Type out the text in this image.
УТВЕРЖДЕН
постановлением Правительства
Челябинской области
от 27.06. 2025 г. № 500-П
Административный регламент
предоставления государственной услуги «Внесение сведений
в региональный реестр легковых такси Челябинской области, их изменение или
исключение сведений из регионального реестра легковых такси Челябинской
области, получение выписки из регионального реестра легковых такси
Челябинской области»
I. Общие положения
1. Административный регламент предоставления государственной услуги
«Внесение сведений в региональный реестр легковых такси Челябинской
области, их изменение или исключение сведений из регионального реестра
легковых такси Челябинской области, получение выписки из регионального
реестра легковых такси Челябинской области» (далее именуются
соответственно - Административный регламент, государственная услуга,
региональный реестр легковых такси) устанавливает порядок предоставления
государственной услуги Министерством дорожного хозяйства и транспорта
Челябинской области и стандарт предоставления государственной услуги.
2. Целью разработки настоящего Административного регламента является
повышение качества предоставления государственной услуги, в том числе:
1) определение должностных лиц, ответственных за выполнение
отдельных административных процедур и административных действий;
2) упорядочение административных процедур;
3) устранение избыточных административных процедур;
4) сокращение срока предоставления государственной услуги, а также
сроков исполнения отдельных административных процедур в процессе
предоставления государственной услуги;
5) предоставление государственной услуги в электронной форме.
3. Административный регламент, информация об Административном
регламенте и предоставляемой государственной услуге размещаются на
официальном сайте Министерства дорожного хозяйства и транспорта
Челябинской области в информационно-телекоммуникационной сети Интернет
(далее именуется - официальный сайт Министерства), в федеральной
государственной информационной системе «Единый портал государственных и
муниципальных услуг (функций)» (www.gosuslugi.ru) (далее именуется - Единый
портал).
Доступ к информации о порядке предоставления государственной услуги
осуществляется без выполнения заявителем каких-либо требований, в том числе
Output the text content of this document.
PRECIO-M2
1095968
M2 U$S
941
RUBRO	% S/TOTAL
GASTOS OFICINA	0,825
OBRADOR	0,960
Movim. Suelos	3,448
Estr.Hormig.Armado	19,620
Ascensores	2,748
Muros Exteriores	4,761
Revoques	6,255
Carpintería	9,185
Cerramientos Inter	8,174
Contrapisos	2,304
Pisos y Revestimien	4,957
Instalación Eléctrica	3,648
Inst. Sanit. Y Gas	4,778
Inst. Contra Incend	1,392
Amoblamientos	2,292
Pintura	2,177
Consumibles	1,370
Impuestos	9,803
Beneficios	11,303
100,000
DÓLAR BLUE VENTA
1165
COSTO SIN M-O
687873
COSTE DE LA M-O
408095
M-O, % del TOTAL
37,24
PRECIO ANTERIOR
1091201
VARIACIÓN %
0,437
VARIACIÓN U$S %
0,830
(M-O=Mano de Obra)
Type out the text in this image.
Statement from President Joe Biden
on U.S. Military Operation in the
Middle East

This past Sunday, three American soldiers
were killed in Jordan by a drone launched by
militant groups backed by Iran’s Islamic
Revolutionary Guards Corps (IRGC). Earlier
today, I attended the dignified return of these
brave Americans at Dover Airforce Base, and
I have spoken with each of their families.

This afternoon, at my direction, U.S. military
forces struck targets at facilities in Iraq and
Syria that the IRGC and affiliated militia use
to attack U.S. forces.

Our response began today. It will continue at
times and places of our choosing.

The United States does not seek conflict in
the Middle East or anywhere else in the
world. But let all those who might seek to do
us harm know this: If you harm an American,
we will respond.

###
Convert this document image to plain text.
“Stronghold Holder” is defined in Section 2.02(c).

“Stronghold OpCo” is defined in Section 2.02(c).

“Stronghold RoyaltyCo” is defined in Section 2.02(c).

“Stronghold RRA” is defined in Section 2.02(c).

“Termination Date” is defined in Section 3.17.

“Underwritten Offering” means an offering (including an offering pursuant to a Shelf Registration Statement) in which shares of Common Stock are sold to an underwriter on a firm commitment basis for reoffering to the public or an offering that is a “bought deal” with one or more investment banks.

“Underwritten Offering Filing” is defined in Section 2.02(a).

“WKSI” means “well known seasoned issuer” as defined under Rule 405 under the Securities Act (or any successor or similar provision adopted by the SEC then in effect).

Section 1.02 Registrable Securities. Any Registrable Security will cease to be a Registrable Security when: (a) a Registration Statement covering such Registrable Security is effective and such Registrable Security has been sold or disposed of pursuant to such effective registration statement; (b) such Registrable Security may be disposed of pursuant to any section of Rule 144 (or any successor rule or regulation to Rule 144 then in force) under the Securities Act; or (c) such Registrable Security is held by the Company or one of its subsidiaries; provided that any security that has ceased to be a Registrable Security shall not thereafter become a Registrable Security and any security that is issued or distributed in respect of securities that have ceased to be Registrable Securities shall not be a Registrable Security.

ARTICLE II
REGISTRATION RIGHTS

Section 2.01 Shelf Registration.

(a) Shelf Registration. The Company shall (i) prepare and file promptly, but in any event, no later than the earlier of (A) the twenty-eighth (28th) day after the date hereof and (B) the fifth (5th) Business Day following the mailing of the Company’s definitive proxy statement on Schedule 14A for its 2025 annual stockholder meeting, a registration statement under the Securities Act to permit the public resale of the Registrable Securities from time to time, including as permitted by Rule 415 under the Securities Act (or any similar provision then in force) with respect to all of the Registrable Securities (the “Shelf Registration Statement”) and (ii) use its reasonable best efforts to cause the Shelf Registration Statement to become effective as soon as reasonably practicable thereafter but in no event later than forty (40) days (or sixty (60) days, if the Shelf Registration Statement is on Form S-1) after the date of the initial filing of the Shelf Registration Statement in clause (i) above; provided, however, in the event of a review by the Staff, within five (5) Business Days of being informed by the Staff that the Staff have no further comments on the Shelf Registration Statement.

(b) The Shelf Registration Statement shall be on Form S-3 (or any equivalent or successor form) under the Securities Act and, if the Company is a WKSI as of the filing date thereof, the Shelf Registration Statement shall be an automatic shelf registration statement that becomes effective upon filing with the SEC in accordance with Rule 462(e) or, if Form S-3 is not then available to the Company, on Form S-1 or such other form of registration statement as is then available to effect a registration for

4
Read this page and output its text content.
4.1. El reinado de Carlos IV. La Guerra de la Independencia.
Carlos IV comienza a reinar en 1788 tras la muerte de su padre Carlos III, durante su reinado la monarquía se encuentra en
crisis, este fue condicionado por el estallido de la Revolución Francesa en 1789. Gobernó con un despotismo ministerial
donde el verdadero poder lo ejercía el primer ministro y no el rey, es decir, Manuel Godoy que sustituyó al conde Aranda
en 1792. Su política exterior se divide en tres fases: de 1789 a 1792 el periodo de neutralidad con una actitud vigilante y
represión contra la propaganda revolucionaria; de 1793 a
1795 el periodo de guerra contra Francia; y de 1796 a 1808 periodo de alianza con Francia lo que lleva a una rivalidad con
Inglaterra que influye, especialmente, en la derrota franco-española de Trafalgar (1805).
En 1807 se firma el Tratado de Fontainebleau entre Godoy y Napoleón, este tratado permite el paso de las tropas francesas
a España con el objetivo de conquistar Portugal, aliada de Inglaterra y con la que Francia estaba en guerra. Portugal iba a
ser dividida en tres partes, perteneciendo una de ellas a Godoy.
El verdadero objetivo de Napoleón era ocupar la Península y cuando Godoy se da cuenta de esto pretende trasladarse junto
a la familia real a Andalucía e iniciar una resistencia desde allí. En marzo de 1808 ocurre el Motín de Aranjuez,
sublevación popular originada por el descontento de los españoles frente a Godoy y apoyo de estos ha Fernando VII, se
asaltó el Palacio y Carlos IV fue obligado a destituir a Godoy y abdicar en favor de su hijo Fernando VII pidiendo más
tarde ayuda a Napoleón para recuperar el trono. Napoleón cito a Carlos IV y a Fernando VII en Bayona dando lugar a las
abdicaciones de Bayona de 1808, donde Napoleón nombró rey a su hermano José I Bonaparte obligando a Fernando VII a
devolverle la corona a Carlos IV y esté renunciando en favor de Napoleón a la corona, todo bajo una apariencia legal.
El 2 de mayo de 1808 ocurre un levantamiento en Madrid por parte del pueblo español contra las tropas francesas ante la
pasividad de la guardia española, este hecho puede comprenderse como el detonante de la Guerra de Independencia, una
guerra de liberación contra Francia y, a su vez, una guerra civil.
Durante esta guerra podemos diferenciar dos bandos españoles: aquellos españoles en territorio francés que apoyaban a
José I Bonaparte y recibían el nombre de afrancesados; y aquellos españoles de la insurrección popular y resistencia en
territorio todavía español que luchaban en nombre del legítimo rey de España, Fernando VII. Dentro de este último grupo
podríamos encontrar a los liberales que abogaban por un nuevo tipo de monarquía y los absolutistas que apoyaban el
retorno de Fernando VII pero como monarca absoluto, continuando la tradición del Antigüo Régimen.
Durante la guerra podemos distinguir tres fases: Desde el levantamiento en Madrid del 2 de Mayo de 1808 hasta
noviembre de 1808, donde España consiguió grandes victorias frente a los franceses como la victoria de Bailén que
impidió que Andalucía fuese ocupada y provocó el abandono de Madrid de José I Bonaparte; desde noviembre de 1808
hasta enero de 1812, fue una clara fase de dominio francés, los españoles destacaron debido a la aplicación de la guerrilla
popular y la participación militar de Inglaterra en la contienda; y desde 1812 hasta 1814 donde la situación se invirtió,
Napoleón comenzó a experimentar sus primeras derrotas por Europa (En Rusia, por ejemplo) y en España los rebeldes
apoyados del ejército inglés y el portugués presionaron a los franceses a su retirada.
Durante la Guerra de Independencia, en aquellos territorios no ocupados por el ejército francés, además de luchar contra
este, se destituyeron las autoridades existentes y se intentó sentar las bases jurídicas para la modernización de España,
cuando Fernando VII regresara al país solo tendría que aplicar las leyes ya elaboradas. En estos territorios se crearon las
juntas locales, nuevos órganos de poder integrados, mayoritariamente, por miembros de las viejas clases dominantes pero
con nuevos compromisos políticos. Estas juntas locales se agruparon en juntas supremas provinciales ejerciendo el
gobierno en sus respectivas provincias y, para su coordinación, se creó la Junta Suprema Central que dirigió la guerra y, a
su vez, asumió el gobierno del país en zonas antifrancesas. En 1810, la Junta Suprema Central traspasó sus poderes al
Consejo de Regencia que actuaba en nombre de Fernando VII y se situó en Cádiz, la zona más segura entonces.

**Task instructions**
Using the data above, copy each line that contains "today".

**Output for this exercise**
today, I attended the dignified return of these
Our response began today. It will continue at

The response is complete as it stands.